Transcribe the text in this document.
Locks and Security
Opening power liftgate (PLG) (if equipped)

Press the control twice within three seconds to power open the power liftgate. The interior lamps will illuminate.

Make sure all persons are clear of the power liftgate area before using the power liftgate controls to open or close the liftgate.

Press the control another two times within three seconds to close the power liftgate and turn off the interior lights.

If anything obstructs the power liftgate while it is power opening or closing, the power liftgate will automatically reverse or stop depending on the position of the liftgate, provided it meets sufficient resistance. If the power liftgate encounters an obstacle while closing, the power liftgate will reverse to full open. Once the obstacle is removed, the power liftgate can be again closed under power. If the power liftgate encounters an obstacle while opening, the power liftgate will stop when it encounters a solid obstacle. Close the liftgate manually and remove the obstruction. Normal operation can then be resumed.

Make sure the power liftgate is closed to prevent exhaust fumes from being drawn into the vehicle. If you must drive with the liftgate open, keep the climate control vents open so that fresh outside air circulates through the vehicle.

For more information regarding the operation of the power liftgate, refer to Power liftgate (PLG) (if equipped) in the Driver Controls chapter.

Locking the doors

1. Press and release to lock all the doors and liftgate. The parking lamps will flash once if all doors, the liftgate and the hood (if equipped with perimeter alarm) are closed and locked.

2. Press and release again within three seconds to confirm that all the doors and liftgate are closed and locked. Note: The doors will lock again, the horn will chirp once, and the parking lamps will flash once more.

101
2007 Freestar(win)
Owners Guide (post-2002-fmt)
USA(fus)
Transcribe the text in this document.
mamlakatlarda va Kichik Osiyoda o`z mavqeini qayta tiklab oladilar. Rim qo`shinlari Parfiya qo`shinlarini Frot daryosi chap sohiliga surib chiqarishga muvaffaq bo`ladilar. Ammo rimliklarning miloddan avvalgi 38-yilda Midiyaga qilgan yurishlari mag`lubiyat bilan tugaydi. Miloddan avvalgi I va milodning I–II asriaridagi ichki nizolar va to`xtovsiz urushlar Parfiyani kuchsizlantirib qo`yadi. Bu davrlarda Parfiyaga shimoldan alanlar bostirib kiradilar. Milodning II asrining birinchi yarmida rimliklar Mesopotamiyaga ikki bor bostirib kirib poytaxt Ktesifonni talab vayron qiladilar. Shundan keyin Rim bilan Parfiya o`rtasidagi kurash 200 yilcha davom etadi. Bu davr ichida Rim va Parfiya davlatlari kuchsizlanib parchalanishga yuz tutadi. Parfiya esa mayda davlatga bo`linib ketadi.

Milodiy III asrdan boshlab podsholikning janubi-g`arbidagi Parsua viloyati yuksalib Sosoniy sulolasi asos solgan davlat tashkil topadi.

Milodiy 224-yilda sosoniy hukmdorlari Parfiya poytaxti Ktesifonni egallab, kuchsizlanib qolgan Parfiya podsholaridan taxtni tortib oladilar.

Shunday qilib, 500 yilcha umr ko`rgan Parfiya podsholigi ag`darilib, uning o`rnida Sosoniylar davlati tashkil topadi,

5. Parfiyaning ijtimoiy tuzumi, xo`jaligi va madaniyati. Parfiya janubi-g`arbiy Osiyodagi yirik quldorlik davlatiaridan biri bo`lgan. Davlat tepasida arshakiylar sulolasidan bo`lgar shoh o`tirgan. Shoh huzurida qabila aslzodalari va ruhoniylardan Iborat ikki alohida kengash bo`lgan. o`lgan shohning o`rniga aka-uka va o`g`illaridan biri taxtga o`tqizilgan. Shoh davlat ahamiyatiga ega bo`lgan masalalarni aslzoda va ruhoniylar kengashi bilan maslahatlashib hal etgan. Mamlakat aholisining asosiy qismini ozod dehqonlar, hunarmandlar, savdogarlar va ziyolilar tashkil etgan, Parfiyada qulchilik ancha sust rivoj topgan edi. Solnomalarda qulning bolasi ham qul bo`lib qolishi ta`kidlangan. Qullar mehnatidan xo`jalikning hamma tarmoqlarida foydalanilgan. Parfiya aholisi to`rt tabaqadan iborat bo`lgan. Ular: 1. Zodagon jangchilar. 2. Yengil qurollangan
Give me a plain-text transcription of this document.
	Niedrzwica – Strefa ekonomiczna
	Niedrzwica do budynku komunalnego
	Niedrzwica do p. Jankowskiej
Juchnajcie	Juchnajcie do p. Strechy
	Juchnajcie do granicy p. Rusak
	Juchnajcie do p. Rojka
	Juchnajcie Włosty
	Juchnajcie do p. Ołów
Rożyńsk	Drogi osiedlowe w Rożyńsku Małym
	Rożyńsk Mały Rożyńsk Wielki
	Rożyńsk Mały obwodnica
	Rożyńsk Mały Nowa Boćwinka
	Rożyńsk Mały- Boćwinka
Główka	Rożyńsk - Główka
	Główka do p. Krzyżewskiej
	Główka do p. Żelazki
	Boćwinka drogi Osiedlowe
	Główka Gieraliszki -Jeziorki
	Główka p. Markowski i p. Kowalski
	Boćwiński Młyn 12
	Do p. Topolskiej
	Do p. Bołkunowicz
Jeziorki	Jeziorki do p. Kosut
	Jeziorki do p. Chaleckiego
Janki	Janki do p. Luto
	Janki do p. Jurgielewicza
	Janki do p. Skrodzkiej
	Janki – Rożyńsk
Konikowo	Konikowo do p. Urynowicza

> _To be done_
Write out the entries above word for word.

> _Final answer_
Transcribe the text in this document.
Locks and Security
Opening power liftgate (PLG) (if equipped)

Press the control twice within three seconds to power open the power liftgate. The interior lamps will illuminate.

Make sure all persons are clear of the power liftgate area before using the power liftgate controls to open or close the liftgate.

Press the control another two times within three seconds to close the power liftgate and turn off the interior lights.

If anything obstructs the power liftgate while it is power opening or closing, the power liftgate will automatically reverse or stop depending on the position of the liftgate, provided it meets sufficient resistance. If the power liftgate encounters an obstacle while closing, the power liftgate will reverse to full open. Once the obstacle is removed, the power liftgate can be again closed under power. If the power liftgate encounters an obstacle while opening, the power liftgate will stop when it encounters a solid obstacle. Close the liftgate manually and remove the obstruction. Normal operation can then be resumed.

Make sure the power liftgate is closed to prevent exhaust fumes from being drawn into the vehicle. If you must drive with the liftgate open, keep the climate control vents open so that fresh outside air circulates through the vehicle.

For more information regarding the operation of the power liftgate, refer to Power liftgate (PLG) (if equipped) in the Driver Controls chapter.

Locking the doors

1. Press and release to lock all the doors and liftgate. The parking lamps will flash once if all doors, the liftgate and the hood (if equipped with perimeter alarm) are closed and locked.

2. Press and release again within three seconds to confirm that all the doors and liftgate are closed and locked. Note: The doors will lock again, the horn will chirp once, and the parking lamps will flash once more.

101
2007 Freestar(win)
Owners Guide (post-2002-fmt)
USA(fus)
Transcribe the text in this document.
mamlakatlarda va Kichik Osiyoda o`z mavqeini qayta tiklab oladilar. Rim qo`shinlari Parfiya qo`shinlarini Frot daryosi chap sohiliga surib chiqarishga muvaffaq bo`ladilar. Ammo rimliklarning miloddan avvalgi 38-yilda Midiyaga qilgan yurishlari mag`lubiyat bilan tugaydi. Miloddan avvalgi I va milodning I–II asriaridagi ichki nizolar va to`xtovsiz urushlar Parfiyani kuchsizlantirib qo`yadi. Bu davrlarda Parfiyaga shimoldan alanlar bostirib kiradilar. Milodning II asrining birinchi yarmida rimliklar Mesopotamiyaga ikki bor bostirib kirib poytaxt Ktesifonni talab vayron qiladilar. Shundan keyin Rim bilan Parfiya o`rtasidagi kurash 200 yilcha davom etadi. Bu davr ichida Rim va Parfiya davlatlari kuchsizlanib parchalanishga yuz tutadi. Parfiya esa mayda davlatga bo`linib ketadi.

Milodiy III asrdan boshlab podsholikning janubi-g`arbidagi Parsua viloyati yuksalib Sosoniy sulolasi asos solgan davlat tashkil topadi.

Milodiy 224-yilda sosoniy hukmdorlari Parfiya poytaxti Ktesifonni egallab, kuchsizlanib qolgan Parfiya podsholaridan taxtni tortib oladilar.

Shunday qilib, 500 yilcha umr ko`rgan Parfiya podsholigi ag`darilib, uning o`rnida Sosoniylar davlati tashkil topadi,

5. Parfiyaning ijtimoiy tuzumi, xo`jaligi va madaniyati. Parfiya janubi-g`arbiy Osiyodagi yirik quldorlik davlatiaridan biri bo`lgan. Davlat tepasida arshakiylar sulolasidan bo`lgar shoh o`tirgan. Shoh huzurida qabila aslzodalari va ruhoniylardan Iborat ikki alohida kengash bo`lgan. o`lgan shohning o`rniga aka-uka va o`g`illaridan biri taxtga o`tqizilgan. Shoh davlat ahamiyatiga ega bo`lgan masalalarni aslzoda va ruhoniylar kengashi bilan maslahatlashib hal etgan. Mamlakat aholisining asosiy qismini ozod dehqonlar, hunarmandlar, savdogarlar va ziyolilar tashkil etgan, Parfiyada qulchilik ancha sust rivoj topgan edi. Solnomalarda qulning bolasi ham qul bo`lib qolishi ta`kidlangan. Qullar mehnatidan xo`jalikning hamma tarmoqlarida foydalanilgan. Parfiya aholisi to`rt tabaqadan iborat bo`lgan. Ular: 1. Zodagon jangchilar. 2. Yengil qurollangan
Give me a plain-text transcription of this document.
	Niedrzwica – Strefa ekonomiczna
	Niedrzwica do budynku komunalnego
	Niedrzwica do p. Jankowskiej
Juchnajcie	Juchnajcie do p. Strechy
	Juchnajcie do granicy p. Rusak
	Juchnajcie do p. Rojka
	Juchnajcie Włosty
	Juchnajcie do p. Ołów
Rożyńsk	Drogi osiedlowe w Rożyńsku Małym
	Rożyńsk Mały Rożyńsk Wielki
	Rożyńsk Mały obwodnica
	Rożyńsk Mały Nowa Boćwinka
	Rożyńsk Mały- Boćwinka
Główka	Rożyńsk - Główka
	Główka do p. Krzyżewskiej
	Główka do p. Żelazki
	Boćwinka drogi Osiedlowe
	Główka Gieraliszki -Jeziorki
	Główka p. Markowski i p. Kowalski
	Boćwiński Młyn 12
	Do p. Topolskiej
	Do p. Bołkunowicz
Jeziorki	Jeziorki do p. Kosut
	Jeziorki do p. Chaleckiego
Janki	Janki do p. Luto
	Janki do p. Jurgielewicza
	Janki do p. Skrodzkiej
	Janki – Rożyńsk
Konikowo	Konikowo do p. Urynowicza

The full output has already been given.